_WRITTEN REQUEST:_ Copy out each line that mentions the word "path".

_EXTRACTED DATA:_
--- BEGIN ---
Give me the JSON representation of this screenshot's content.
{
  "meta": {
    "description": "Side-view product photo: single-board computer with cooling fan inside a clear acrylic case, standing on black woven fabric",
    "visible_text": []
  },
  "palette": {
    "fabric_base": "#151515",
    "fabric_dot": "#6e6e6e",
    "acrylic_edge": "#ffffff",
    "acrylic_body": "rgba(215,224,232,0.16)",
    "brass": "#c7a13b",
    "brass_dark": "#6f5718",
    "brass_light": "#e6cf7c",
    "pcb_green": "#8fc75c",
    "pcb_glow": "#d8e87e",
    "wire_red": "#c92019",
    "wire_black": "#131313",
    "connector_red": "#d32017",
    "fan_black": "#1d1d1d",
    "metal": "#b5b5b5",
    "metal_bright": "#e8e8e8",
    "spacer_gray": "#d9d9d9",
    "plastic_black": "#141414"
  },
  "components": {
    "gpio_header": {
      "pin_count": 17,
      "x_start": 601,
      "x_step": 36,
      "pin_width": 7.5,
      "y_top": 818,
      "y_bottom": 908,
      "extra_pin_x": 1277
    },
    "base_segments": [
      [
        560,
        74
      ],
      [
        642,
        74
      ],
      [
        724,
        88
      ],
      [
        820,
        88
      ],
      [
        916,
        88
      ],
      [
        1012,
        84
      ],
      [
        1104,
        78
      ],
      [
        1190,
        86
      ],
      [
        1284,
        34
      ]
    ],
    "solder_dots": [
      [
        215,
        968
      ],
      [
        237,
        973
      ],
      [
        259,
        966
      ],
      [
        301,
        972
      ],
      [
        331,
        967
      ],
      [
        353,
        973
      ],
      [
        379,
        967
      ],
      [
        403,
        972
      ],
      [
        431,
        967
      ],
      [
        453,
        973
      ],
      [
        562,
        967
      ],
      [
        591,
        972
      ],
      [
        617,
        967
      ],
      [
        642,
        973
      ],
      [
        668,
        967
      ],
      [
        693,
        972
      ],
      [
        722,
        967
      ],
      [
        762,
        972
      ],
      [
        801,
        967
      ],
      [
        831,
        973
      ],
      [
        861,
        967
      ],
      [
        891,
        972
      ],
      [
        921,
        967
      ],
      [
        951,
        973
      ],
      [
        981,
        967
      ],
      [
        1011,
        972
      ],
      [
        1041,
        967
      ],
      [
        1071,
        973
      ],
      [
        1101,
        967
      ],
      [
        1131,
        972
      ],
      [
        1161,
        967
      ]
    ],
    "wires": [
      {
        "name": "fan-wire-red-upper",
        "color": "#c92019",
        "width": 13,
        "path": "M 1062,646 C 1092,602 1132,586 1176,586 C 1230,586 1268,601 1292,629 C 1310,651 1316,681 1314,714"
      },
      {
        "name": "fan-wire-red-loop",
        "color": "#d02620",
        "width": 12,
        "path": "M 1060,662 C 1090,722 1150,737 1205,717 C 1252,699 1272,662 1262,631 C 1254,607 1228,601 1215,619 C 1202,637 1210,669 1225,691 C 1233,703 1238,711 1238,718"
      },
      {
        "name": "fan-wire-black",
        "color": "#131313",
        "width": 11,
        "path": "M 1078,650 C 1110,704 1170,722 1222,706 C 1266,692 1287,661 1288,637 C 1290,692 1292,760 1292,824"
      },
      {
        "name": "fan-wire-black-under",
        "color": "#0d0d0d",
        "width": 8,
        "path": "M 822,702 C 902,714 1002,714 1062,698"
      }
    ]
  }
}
--- END ---
_OUTPUT BELOW:_
        "path": "M 1062,646 C 1092,602 1132,586 1176,586 C 1230,586 1268,601 1292,629 C 1310,651 1316,681 1314,714"
        "path": "M 1060,662 C 1090,722 1150,737 1205,717 C 1252,699 1272,662 1262,631 C 1254,607 1228,601 1215,619 C 1202,637 1210,669 1225,691 C 1233,703 1238,711 1238,718"
        "path": "M 1078,650 C 1110,704 1170,722 1222,706 C 1266,692 1287,661 1288,637 C 1290,692 1292,760 1292,824"
        "path": "M 822,702 C 902,714 1002,714 1062,698"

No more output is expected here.